━━━━━ TEKS YANG DITAMPILKAN

Aku
Tahu Diri
Pada
hari ketujuhbelas tantangan lomba blog “Menulis di Blog Jadi Buku” ini saya
akan melanjutkan postingan saya yang kemarin. Kali ini judul yang saya tulis
“Aku Tahu Diri”. Pada postingan sebelumnya, saya menuliskan disaat saya harus “tersingkir”
ketika sekolahku mendapatkan tambahan kuota CPNS sebanyak 3 orang guru. Dengan
keadaan sekolah yang tidak pararel untuk guru berstatus CPNS saja lebih satu
orang.
Sebagai guru yang berstatus tidak
tetap seharusnya memang sudah menata hati dan siap mental untuk siap menerima
segala konsekuensi yang ada. Posisi sebagai guru tidak tetap sewaktu-waktu bisa
digantikan oleh guru berstatus CPNS maupun PNS. Surat Keputusan/SK Pengangkatan
yang dipunyai GTT adalah SK yang dikeluarkan oleh sekolah yang ditandatangani
oleh kepala sekolah. SK tersebut tentunya tidak memiliki kekuatan hukum yang
tetap dan kuat. Jika di sekolah swasta
malah lebih kuat karena yang dikeluarkan adalah SK yang ditandatangani oleh
kepala/ketua yayasan yang mempunyai kekuatan hukum.
Saya
harus tahu diri dengan posisi saya. Mau tidak mau suka ataupun tidak harus
menerima segala konsekuensi yang ada. Saat tahu sekolahku mendapat penempatan
CPNS tentu sedih dan kecewa yang kurasa. Itu semua adalah hal yang manusiawi
dan wajar bukan? Tetapi saya harus menerima dengan legowo dan lapang dada. Untunglah
saat itu saya tidak sendiri. Ada lagi satu temanku GTT yang juga harus
tergeser. Kami berdua kemudian dipanggil bu kepala sekolah untuk diajak bicara
dari hati ke hati.

━━━━━━━━━━
━━━━━ DAFTAR HASIL EKSTRAKSI

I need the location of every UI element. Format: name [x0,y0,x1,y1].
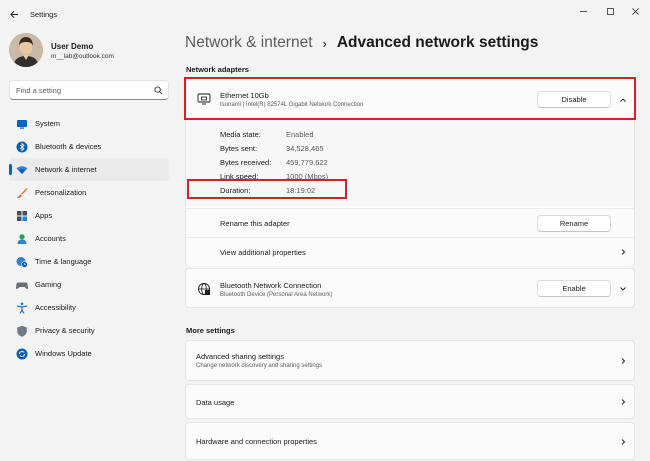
chevron-right-icon [618,437,628,447]
breadcrumb-separator: › [322,35,327,51]
detail-key: Bytes sent: [220,144,258,153]
highlight-box-ethernet-header [184,77,636,120]
sidebar-item-label: Privacy & security [35,326,95,335]
chevron-right-icon [618,397,628,407]
sidebar-item-label: Time & language [35,257,92,266]
detail-key: Media state: [220,130,261,139]
globe-clock-icon [16,256,28,268]
search-icon[interactable] [154,86,163,95]
sidebar-item-personalization[interactable]: Personalization [9,181,169,204]
user-name: User Demo [51,42,94,51]
close-icon [631,7,639,15]
data-usage-row[interactable]: Data usage [185,384,635,419]
back-button[interactable] [6,6,22,22]
view-additional-properties-label: View additional properties [220,248,306,257]
data-usage-title: Data usage [196,398,235,407]
maximize-button[interactable] [599,4,621,18]
sidebar-item-label: System [35,119,61,128]
hardware-connection-properties-title: Hardware and connection properties [196,437,317,446]
maximize-icon [606,7,614,15]
bluetooth-adapter-description: Bluetooth Device (Personal Area Network) [220,292,333,298]
minimize-button[interactable] [572,4,594,18]
view-additional-properties-row[interactable]: View additional properties [186,237,634,266]
bluetooth-adapter-name: Bluetooth Network Connection [220,281,322,290]
brush-icon [16,187,28,199]
hardware-connection-properties-row[interactable]: Hardware and connection properties [185,422,635,460]
enable-button[interactable]: Enable [537,280,611,297]
accessibility-icon [16,302,28,314]
sidebar-item-label: Network & internet [35,165,97,174]
search-input[interactable] [16,84,146,97]
sidebar-item-label: Gaming [35,280,62,289]
wifi-icon [16,164,28,176]
page-title: Advanced network settings [336,34,539,51]
highlight-box-duration [187,179,347,199]
detail-row: Bytes sent: 34,528,465 [220,144,420,156]
sidebar-item-label: Accounts [35,234,66,243]
detail-value: 459,779,622 [286,158,328,167]
sidebar-item-apps[interactable]: Apps [9,204,169,227]
advanced-sharing-settings-title: Advanced sharing settings [196,352,284,361]
search-box [9,80,169,100]
sidebar-item-network[interactable]: Network & internet [9,158,169,181]
rename-adapter-label: Rename this adapter [220,219,290,228]
bluetooth-icon [16,141,28,153]
detail-value: Enabled [286,130,314,139]
chevron-right-icon [618,247,628,257]
detail-key: Bytes received: [220,158,272,167]
user-email: m__lab@outlook.com [51,53,114,60]
sidebar-item-privacy[interactable]: Privacy & security [9,319,169,342]
avatar [9,33,43,67]
sidebar-item-accessibility[interactable]: Accessibility [9,296,169,319]
gamepad-icon [16,279,28,291]
chevron-down-icon[interactable] [618,284,628,294]
user-avatar-icon [9,33,43,67]
apps-icon [16,210,28,222]
sidebar-item-gaming[interactable]: Gaming [9,273,169,296]
window-title: Settings [30,10,58,19]
person-icon [16,233,28,245]
detail-row: Media state: Enabled [220,130,420,142]
rename-adapter-row: Rename this adapter Rename [186,208,634,237]
sidebar-item-system[interactable]: System [9,112,169,135]
advanced-sharing-settings-subtitle: Change network discovery and sharing set… [196,363,323,369]
rename-button[interactable]: Rename [537,215,611,232]
sidebar-item-label: Apps [35,211,53,220]
globe-network-icon [198,283,210,295]
user-profile[interactable]: User Demo m__lab@outlook.com [9,33,169,69]
section-title-network-adapters: Network adapters [186,65,249,74]
back-arrow-icon [9,10,18,18]
monitor-icon [16,118,28,130]
sidebar-item-windows-update[interactable]: Windows Update [9,342,169,365]
sidebar-item-label: Personalization [35,188,87,197]
sidebar-item-bluetooth[interactable]: Bluetooth & devices [9,135,169,158]
chevron-right-icon [618,356,628,366]
sidebar-item-time-language[interactable]: Time & language [9,250,169,273]
advanced-sharing-settings-row[interactable]: Advanced sharing settings Change network… [185,340,635,381]
sidebar-item-label: Accessibility [35,303,76,312]
sidebar-item-accounts[interactable]: Accounts [9,227,169,250]
section-title-more-settings: More settings [186,326,235,335]
breadcrumb-parent[interactable]: Network & internet [185,34,313,52]
bluetooth-adapter-card[interactable]: Bluetooth Network Connection Bluetooth D… [185,268,635,308]
title-bar: Settings [0,0,650,28]
minimize-icon [579,10,587,12]
sidebar-nav: System Bluetooth & devices Network & int… [9,112,169,365]
detail-value: 34,528,465 [286,144,324,153]
close-button[interactable] [624,4,646,18]
detail-row: Bytes received: 459,779,622 [220,158,420,170]
sidebar-item-label: Bluetooth & devices [35,142,102,151]
breadcrumb: Network & internet › Advanced network se… [185,34,538,52]
shield-icon [16,325,28,337]
sidebar-item-label: Windows Update [35,349,92,358]
update-icon [16,348,28,360]
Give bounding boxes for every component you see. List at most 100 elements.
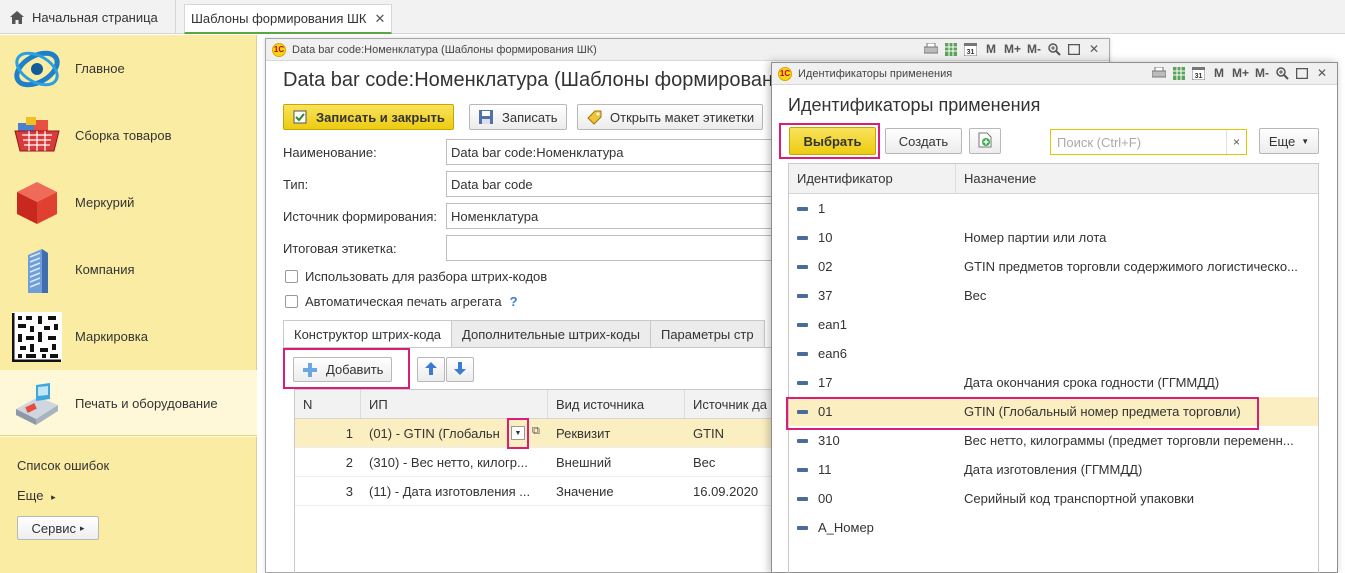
- table-row[interactable]: ean1: [789, 310, 1318, 339]
- sidebar-divider: [0, 435, 257, 436]
- errors-list-link[interactable]: Список ошибок: [17, 458, 109, 473]
- row-purpose: GTIN предметов торговли содержимого логи…: [964, 259, 1298, 274]
- tab-home[interactable]: Начальная страница: [0, 0, 176, 34]
- column-header-n[interactable]: N: [295, 390, 361, 418]
- save-button[interactable]: Записать: [469, 104, 567, 130]
- clear-search-icon[interactable]: ×: [1226, 130, 1246, 154]
- table-row[interactable]: 10 Номер партии или лота: [789, 223, 1318, 252]
- table-row[interactable]: 2 (310) - Вес нетто, килогр... Внешний В…: [295, 448, 813, 477]
- table-row[interactable]: 17 Дата окончания срока годности (ГГММДД): [789, 368, 1318, 397]
- tab-barcode-constructor[interactable]: Конструктор штрих-кода: [283, 320, 453, 348]
- tab-home-label: Начальная страница: [32, 9, 158, 25]
- window-close-icon[interactable]: ✕: [1315, 65, 1329, 81]
- highlight-add-button: [283, 348, 410, 389]
- source-field[interactable]: Номенклатура: [446, 203, 776, 229]
- final-label-field[interactable]: [446, 235, 776, 261]
- table-row[interactable]: 310 Вес нетто, килограммы (предмет торгов…: [789, 426, 1318, 455]
- print-icon[interactable]: [923, 41, 938, 57]
- sidebar-item-company[interactable]: Компания: [0, 236, 257, 303]
- memory-m-button[interactable]: M: [984, 41, 998, 57]
- auto-print-checkbox[interactable]: [285, 295, 298, 308]
- close-tab-icon[interactable]: ✕: [375, 11, 386, 27]
- row-number: 1: [345, 425, 353, 441]
- datamatrix-icon: [12, 311, 62, 362]
- table-row[interactable]: A_Номер: [789, 513, 1318, 542]
- use-parsing-checkbox[interactable]: [285, 270, 298, 283]
- move-up-button[interactable]: [417, 357, 445, 382]
- row-identifier: 02: [818, 259, 833, 274]
- auto-print-label: Автоматическая печать агрегата: [305, 294, 502, 309]
- zoom-icon[interactable]: [1047, 41, 1061, 57]
- table-row[interactable]: 1 (01) - GTIN (Глобальн ▼ ⧉ Реквизит GTI…: [295, 419, 813, 448]
- sidebar-item-mercury[interactable]: Меркурий: [0, 169, 257, 236]
- highlight-select-button: [779, 123, 880, 159]
- sidebar-item-print-equipment[interactable]: Печать и оборудование: [0, 370, 257, 437]
- calendar-icon[interactable]: 31: [1192, 65, 1206, 81]
- template-form-titlebar: 1С Data bar code:Номенклатура (Шаблоны ф…: [266, 39, 1109, 61]
- table-row[interactable]: ean6: [789, 339, 1318, 368]
- table-row[interactable]: 11 Дата изготовления (ГГММДД): [789, 455, 1318, 484]
- item-dash-icon: [797, 380, 808, 385]
- identifiers-table: Идентификатор Назначение 1 10 Номер парти…: [788, 163, 1319, 573]
- more-button[interactable]: Еще ▼: [1259, 128, 1319, 154]
- identifiers-titlebar: 1С Идентификаторы применения 31 M M+ M- …: [772, 63, 1337, 85]
- print-icon[interactable]: [1151, 65, 1166, 81]
- column-header-source-kind[interactable]: Вид источника: [548, 390, 685, 418]
- identifiers-heading: Идентификаторы применения: [788, 95, 1041, 115]
- tab-parameters[interactable]: Параметры стр: [649, 320, 765, 347]
- maximize-icon[interactable]: [1295, 65, 1309, 81]
- table-row[interactable]: 1: [789, 194, 1318, 223]
- floppy-icon: [478, 109, 494, 125]
- row-identifier: 1: [818, 201, 826, 216]
- move-down-button[interactable]: [446, 357, 474, 382]
- name-field[interactable]: Data bar code:Номенклатура: [446, 139, 776, 165]
- sidebar-item-marking[interactable]: Маркировка: [0, 303, 257, 370]
- table-row[interactable]: 02 GTIN предметов торговли содержимого ло…: [789, 252, 1318, 281]
- sidebar-item-print-equipment-label: Печать и оборудование: [75, 396, 218, 411]
- main-section-icon: [14, 50, 60, 87]
- sidebar-item-assembly[interactable]: Сборка товаров: [0, 102, 257, 169]
- sidebar-item-marking-label: Маркировка: [75, 329, 148, 344]
- memory-m-button[interactable]: M: [1212, 65, 1226, 81]
- table-row[interactable]: 00 Серийный код транспортной упаковки: [789, 484, 1318, 513]
- row-ip-value: (01) - GTIN (Глобальн: [369, 425, 500, 441]
- spreadsheet-icon[interactable]: [944, 41, 958, 57]
- row-identifier: ean1: [818, 317, 847, 332]
- save-and-close-button[interactable]: Записать и закрыть: [283, 104, 454, 130]
- column-header-ip[interactable]: ИП: [361, 390, 548, 418]
- table-row[interactable]: 3 (11) - Дата изготовления ... Значение …: [295, 477, 813, 506]
- window-close-icon[interactable]: ✕: [1087, 41, 1101, 57]
- svg-text:31: 31: [967, 49, 975, 56]
- column-header-purpose[interactable]: Назначение: [956, 164, 1318, 193]
- help-icon[interactable]: ?: [510, 294, 518, 309]
- memory-minus-button[interactable]: M-: [1255, 65, 1269, 81]
- service-button[interactable]: Сервис ▸: [17, 516, 99, 540]
- copy-button[interactable]: [969, 128, 1001, 154]
- create-button[interactable]: Создать: [885, 128, 962, 154]
- search-input[interactable]: Поиск (Ctrl+F) ×: [1050, 129, 1247, 155]
- more-button-label: Еще: [1268, 133, 1296, 149]
- tab-barcode-templates[interactable]: Шаблоны формирования ШК ✕: [184, 4, 392, 34]
- column-header-identifier[interactable]: Идентификатор: [789, 164, 956, 193]
- sidebar-item-main[interactable]: Главное: [0, 35, 257, 102]
- more-link[interactable]: Еще ▸: [17, 488, 56, 503]
- building-icon: [28, 248, 48, 293]
- use-parsing-checkbox-row[interactable]: Использовать для разбора штрих-кодов: [285, 269, 547, 284]
- zoom-icon[interactable]: [1275, 65, 1289, 81]
- memory-minus-button[interactable]: M-: [1027, 41, 1041, 57]
- spreadsheet-icon[interactable]: [1172, 65, 1186, 81]
- tab-additional-barcodes[interactable]: Дополнительные штрих-коды: [451, 320, 651, 347]
- memory-plus-button[interactable]: M+: [1004, 41, 1021, 57]
- chevron-right-icon: ▸: [51, 492, 56, 502]
- maximize-icon[interactable]: [1067, 41, 1081, 57]
- type-field[interactable]: Data bar code: [446, 171, 776, 197]
- row-ip-value: (11) - Дата изготовления ...: [369, 483, 531, 499]
- auto-print-checkbox-row[interactable]: Автоматическая печать агрегата ?: [285, 294, 518, 309]
- row-identifier: 310: [818, 433, 840, 448]
- table-row[interactable]: 37 Вес: [789, 281, 1318, 310]
- row-identifier: 37: [818, 288, 833, 303]
- open-external-icon[interactable]: ⧉: [532, 425, 540, 438]
- memory-plus-button[interactable]: M+: [1232, 65, 1249, 81]
- open-label-layout-button[interactable]: Открыть макет этикетки: [577, 104, 764, 130]
- calendar-icon[interactable]: 31: [964, 41, 978, 57]
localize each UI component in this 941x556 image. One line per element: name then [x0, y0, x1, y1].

━━━━━━━━━━

## TUGAS YANG DIMINTA
1. Tulis ulang baris-baris daftar dari baris yang memuat "chevron-right-icon [618,437,628,447]" sampai baris yang memuat "globe-clock-icon [16,256,28,268]", kedua baris itu ikut disertakan, dengan mengganti "sidebar-item-label" menjadi "sidebar-label" tanpa perubahan lain.
2. Lanjutkan tulisan "Aku Tahu Diri" dari titik tulisan itu berhenti.
Tulisan "Aku Tahu Diri" dan daftar di atas adalah bahan yang berdiri sendiri-sendiri.

## JAWABAN SETIAP TUGAS
1.
chevron-right-icon [618,437,628,447]
breadcrumb-separator: › [322,35,327,51]
detail-key: Bytes sent: [220,144,258,153]
highlight-box-ethernet-header [184,77,636,120]
sidebar-label: Privacy & security [35,326,95,335]
chevron-right-icon [618,397,628,407]
sidebar-label: Time & language [35,257,92,266]
detail-key: Media state: [220,130,261,139]
globe-clock-icon [16,256,28,268]

2.
Saat
itu saya tahu apa yang akan disampaikan beliau. Saya sudah menata hati setelah kemarin
tahu kenyataan yang ada. Bu kepala tidak bisa berbuat banyak terkait dengan
kebijakan yang ada. Sebenarnya sekolah bisa saja tetap mempertahankan kami.
Tapi konsekunsi lain yang harus kami terima kami tidak bisa memegang satu kelas
utuh. Permasalahan lain yang muncul kemudian masalah administrasi. Ketika akan membuat
SK Pembagian Tugas Mengajar tidak mungkin jika satu kelas akan diampu oleh 2
guru. Sedangkan di SD dengan sistem guru kelas bukan guru mata pelajaran. Selain
itu nanti juga akan ada permasalahan ketika mengajukan data insentif. Maka demi
kebaikan dan nasib ke depan kami disarankan untuk menjadi guru kelas dengan
konsekuensi pindah ke sekolah lain yang masih kurang guru kelas. Bingung dan
tidak tahu harus berbuat apa. Ketika itu saya hanya menjawab “Saya ikut bu
kepala saja, baiknya bagaimana untuk kami agar tetap bisa mengabdi”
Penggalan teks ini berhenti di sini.